##### RECORDED INFORMATION

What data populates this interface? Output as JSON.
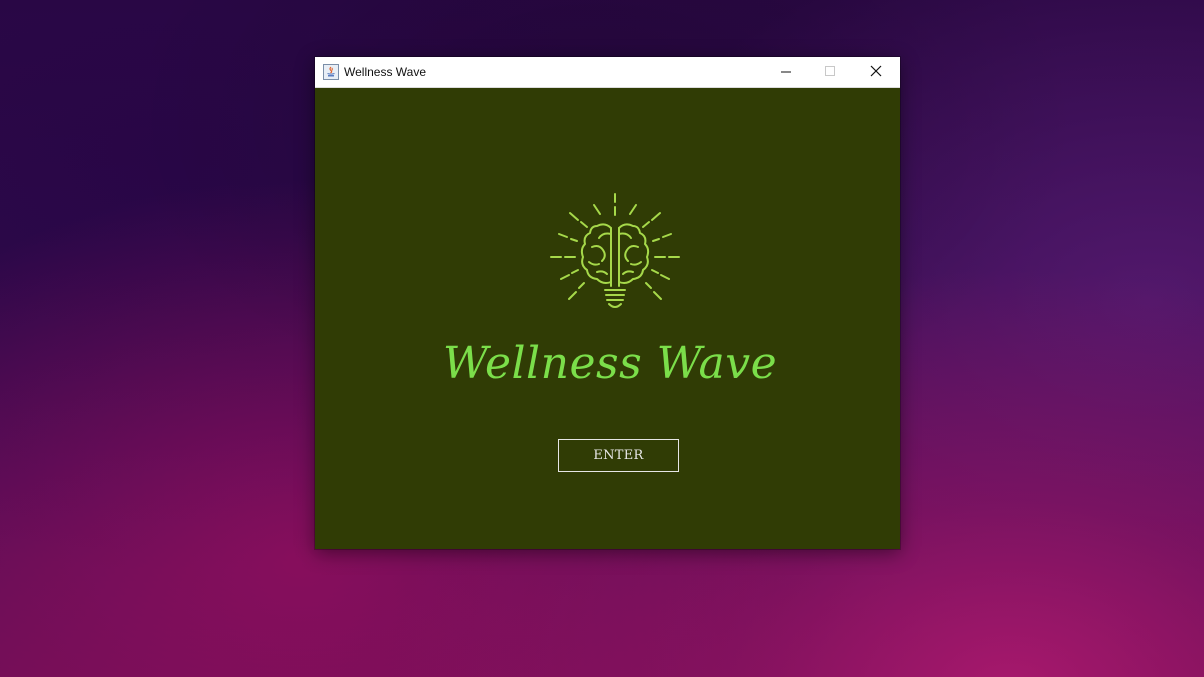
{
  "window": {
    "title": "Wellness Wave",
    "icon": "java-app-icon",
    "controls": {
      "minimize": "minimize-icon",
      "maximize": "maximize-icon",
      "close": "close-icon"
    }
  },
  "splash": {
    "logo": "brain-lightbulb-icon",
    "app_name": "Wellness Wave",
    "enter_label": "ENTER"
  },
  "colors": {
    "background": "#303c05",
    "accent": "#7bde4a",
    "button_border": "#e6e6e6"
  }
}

##########
##### RECORDED INFORMATION

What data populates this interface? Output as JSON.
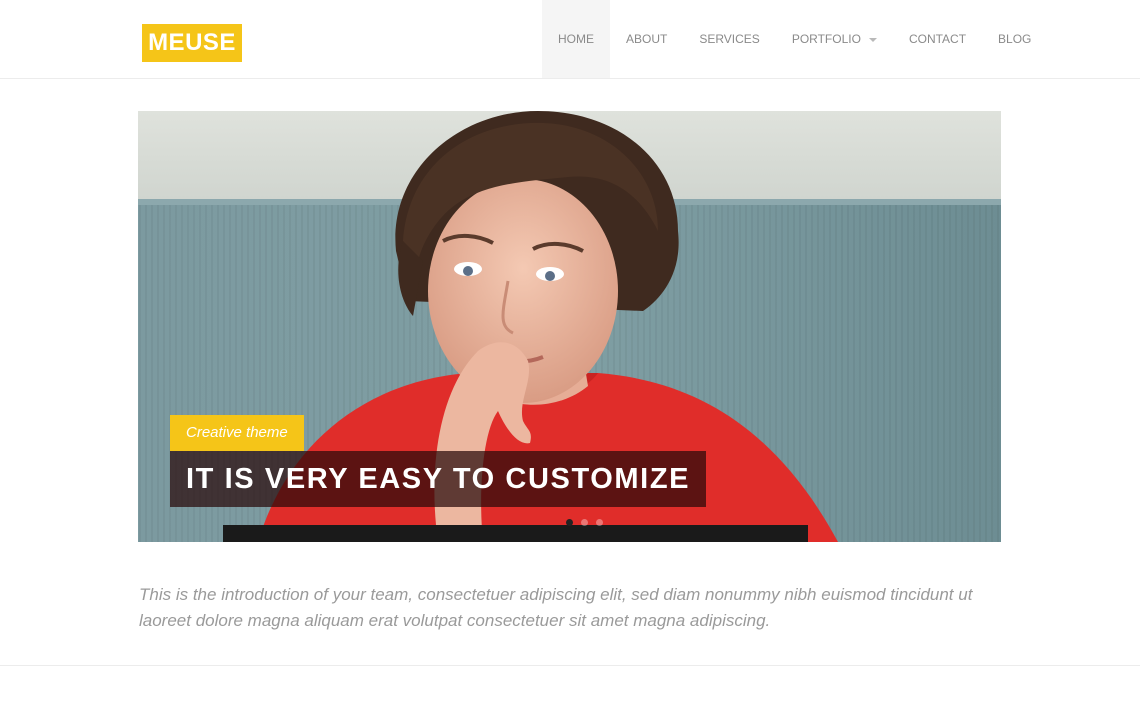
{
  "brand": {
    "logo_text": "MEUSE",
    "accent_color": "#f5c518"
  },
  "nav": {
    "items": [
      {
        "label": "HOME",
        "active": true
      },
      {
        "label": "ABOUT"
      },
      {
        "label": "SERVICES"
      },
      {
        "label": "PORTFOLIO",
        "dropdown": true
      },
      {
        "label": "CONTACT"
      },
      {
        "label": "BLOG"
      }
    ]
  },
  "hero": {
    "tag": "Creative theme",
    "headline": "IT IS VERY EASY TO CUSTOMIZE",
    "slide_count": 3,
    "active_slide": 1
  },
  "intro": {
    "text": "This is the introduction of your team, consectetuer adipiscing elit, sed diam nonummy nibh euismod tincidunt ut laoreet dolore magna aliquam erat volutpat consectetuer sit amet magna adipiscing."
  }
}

##########
##### RECORDED INFORMATION

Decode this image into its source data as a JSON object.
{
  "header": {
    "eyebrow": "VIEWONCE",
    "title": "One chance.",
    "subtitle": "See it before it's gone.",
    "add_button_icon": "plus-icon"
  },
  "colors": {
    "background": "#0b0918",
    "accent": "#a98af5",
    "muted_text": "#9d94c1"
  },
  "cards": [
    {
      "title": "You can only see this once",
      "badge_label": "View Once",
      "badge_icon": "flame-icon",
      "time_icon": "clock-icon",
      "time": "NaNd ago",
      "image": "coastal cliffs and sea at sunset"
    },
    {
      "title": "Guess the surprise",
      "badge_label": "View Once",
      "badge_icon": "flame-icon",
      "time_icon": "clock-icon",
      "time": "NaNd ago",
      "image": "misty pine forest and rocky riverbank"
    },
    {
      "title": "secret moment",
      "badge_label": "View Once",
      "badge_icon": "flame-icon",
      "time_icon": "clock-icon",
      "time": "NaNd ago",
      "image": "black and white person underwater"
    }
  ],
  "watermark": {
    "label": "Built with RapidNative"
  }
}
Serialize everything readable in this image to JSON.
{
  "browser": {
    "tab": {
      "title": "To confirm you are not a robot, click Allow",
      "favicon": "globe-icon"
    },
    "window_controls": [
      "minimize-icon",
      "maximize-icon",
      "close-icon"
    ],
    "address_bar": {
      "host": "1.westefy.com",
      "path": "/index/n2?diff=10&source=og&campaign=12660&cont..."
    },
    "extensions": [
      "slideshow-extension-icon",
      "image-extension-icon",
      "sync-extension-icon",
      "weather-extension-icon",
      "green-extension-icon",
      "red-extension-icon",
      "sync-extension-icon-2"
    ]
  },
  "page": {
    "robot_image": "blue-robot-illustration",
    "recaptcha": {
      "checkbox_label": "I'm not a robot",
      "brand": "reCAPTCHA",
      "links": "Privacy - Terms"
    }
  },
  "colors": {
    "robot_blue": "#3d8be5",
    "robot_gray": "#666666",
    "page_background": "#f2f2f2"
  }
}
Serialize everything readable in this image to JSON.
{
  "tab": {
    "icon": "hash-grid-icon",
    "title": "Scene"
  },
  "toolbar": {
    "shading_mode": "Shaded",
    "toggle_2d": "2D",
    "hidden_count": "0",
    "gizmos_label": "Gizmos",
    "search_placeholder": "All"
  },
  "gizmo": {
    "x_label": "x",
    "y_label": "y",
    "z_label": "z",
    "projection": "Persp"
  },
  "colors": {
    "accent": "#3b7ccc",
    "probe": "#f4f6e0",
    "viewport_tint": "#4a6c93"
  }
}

##########

INSTRUCTIONS FOR THE TASK =
Select every line in the material above where the string "Wave" occurs, and copy it.

ANSWER FOR THE TASK =
    "title": "Wellness Wave",
    "app_name": "Wellness Wave",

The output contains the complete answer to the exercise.